Work required
In full and without alteration, give the listing again.

Dataset extract
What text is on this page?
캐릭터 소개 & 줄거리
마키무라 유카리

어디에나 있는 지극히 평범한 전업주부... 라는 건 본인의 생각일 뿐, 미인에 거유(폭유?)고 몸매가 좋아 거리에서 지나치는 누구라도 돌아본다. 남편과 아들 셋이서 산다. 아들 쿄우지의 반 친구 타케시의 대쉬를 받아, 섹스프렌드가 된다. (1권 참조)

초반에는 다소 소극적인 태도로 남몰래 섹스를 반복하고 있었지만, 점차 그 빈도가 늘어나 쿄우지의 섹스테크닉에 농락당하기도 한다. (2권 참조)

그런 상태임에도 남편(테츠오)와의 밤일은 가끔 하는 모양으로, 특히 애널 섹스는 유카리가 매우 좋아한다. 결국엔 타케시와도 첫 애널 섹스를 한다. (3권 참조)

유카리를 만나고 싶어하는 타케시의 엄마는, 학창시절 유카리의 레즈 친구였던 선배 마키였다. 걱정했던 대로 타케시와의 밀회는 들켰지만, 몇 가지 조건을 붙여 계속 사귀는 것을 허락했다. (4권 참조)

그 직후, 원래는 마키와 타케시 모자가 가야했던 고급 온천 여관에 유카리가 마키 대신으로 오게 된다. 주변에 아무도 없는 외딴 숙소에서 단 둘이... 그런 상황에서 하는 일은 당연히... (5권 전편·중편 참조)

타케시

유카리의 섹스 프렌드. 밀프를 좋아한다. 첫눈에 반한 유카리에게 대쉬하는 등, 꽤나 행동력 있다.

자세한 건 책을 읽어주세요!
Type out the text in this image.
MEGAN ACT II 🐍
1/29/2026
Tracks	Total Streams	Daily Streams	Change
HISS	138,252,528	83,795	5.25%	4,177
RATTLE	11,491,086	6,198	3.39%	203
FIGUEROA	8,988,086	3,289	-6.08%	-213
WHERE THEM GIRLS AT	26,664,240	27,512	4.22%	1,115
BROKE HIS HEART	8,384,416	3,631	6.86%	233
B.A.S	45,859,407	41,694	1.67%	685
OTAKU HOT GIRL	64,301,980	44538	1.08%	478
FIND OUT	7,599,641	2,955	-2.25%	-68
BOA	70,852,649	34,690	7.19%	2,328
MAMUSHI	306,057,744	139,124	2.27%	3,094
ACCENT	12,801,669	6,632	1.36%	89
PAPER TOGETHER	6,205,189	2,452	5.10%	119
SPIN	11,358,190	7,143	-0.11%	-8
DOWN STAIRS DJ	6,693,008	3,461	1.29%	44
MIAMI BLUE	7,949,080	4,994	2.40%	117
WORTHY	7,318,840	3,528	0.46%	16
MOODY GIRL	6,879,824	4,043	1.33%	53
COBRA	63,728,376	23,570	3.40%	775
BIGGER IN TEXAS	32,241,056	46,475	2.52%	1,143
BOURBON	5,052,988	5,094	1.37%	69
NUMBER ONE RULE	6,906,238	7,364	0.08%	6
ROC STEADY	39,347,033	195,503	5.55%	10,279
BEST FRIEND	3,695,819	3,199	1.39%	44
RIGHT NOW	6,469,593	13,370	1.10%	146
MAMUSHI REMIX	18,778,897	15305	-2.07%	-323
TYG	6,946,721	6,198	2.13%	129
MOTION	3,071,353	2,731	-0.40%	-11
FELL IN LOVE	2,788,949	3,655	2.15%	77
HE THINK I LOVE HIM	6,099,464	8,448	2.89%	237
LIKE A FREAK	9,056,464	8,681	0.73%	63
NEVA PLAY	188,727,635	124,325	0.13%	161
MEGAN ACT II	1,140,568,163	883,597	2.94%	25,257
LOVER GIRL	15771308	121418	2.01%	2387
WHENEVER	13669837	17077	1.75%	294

Task result
What text is on this page?
캐릭터 소개 & 줄거리
마키무라 유카리

어디에나 있는 지극히 평범한 전업주부... 라는 건 본인의 생각일 뿐, 미인에 거유(폭유?)고 몸매가 좋아 거리에서 지나치는 누구라도 돌아본다. 남편과 아들 셋이서 산다. 아들 쿄우지의 반 친구 타케시의 대쉬를 받아, 섹스프렌드가 된다. (1권 참조)

초반에는 다소 소극적인 태도로 남몰래 섹스를 반복하고 있었지만, 점차 그 빈도가 늘어나 쿄우지의 섹스테크닉에 농락당하기도 한다. (2권 참조)

그런 상태임에도 남편(테츠오)와의 밤일은 가끔 하는 모양으로, 특히 애널 섹스는 유카리가 매우 좋아한다. 결국엔 타케시와도 첫 애널 섹스를 한다. (3권 참조)

유카리를 만나고 싶어하는 타케시의 엄마는, 학창시절 유카리의 레즈 친구였던 선배 마키였다. 걱정했던 대로 타케시와의 밀회는 들켰지만, 몇 가지 조건을 붙여 계속 사귀는 것을 허락했다. (4권 참조)

그 직후, 원래는 마키와 타케시 모자가 가야했던 고급 온천 여관에 유카리가 마키 대신으로 오게 된다. 주변에 아무도 없는 외딴 숙소에서 단 둘이... 그런 상황에서 하는 일은 당연히... (5권 전편·중편 참조)

타케시

유카리의 섹스 프렌드. 밀프를 좋아한다. 첫눈에 반한 유카리에게 대쉬하는 등, 꽤나 행동력 있다.

자세한 건 책을 읽어주세요!
Type out the text in this image.
MEGAN ACT II 🐍
1/29/2026
Tracks	Total Streams	Daily Streams	Change
HISS	138,252,528	83,795	5.25%	4,177
RATTLE	11,491,086	6,198	3.39%	203
FIGUEROA	8,988,086	3,289	-6.08%	-213
WHERE THEM GIRLS AT	26,664,240	27,512	4.22%	1,115
BROKE HIS HEART	8,384,416	3,631	6.86%	233
B.A.S	45,859,407	41,694	1.67%	685
OTAKU HOT GIRL	64,301,980	44538	1.08%	478
FIND OUT	7,599,641	2,955	-2.25%	-68
BOA	70,852,649	34,690	7.19%	2,328
MAMUSHI	306,057,744	139,124	2.27%	3,094
ACCENT	12,801,669	6,632	1.36%	89
PAPER TOGETHER	6,205,189	2,452	5.10%	119
SPIN	11,358,190	7,143	-0.11%	-8
DOWN STAIRS DJ	6,693,008	3,461	1.29%	44
MIAMI BLUE	7,949,080	4,994	2.40%	117
WORTHY	7,318,840	3,528	0.46%	16
MOODY GIRL	6,879,824	4,043	1.33%	53
COBRA	63,728,376	23,570	3.40%	775
BIGGER IN TEXAS	32,241,056	46,475	2.52%	1,143
BOURBON	5,052,988	5,094	1.37%	69
NUMBER ONE RULE	6,906,238	7,364	0.08%	6
ROC STEADY	39,347,033	195,503	5.55%	10,279
BEST FRIEND	3,695,819	3,199	1.39%	44
RIGHT NOW	6,469,593	13,370	1.10%	146
MAMUSHI REMIX	18,778,897	15305	-2.07%	-323
TYG	6,946,721	6,198	2.13%	129
MOTION	3,071,353	2,731	-0.40%	-11
FELL IN LOVE	2,788,949	3,655	2.15%	77
HE THINK I LOVE HIM	6,099,464	8,448	2.89%	237
LIKE A FREAK	9,056,464	8,681	0.73%	63
NEVA PLAY	188,727,635	124,325	0.13%	161
MEGAN ACT II	1,140,568,163	883,597	2.94%	25,257
LOVER GIRL	15771308	121418	2.01%	2387
WHENEVER	13669837	17077	1.75%	294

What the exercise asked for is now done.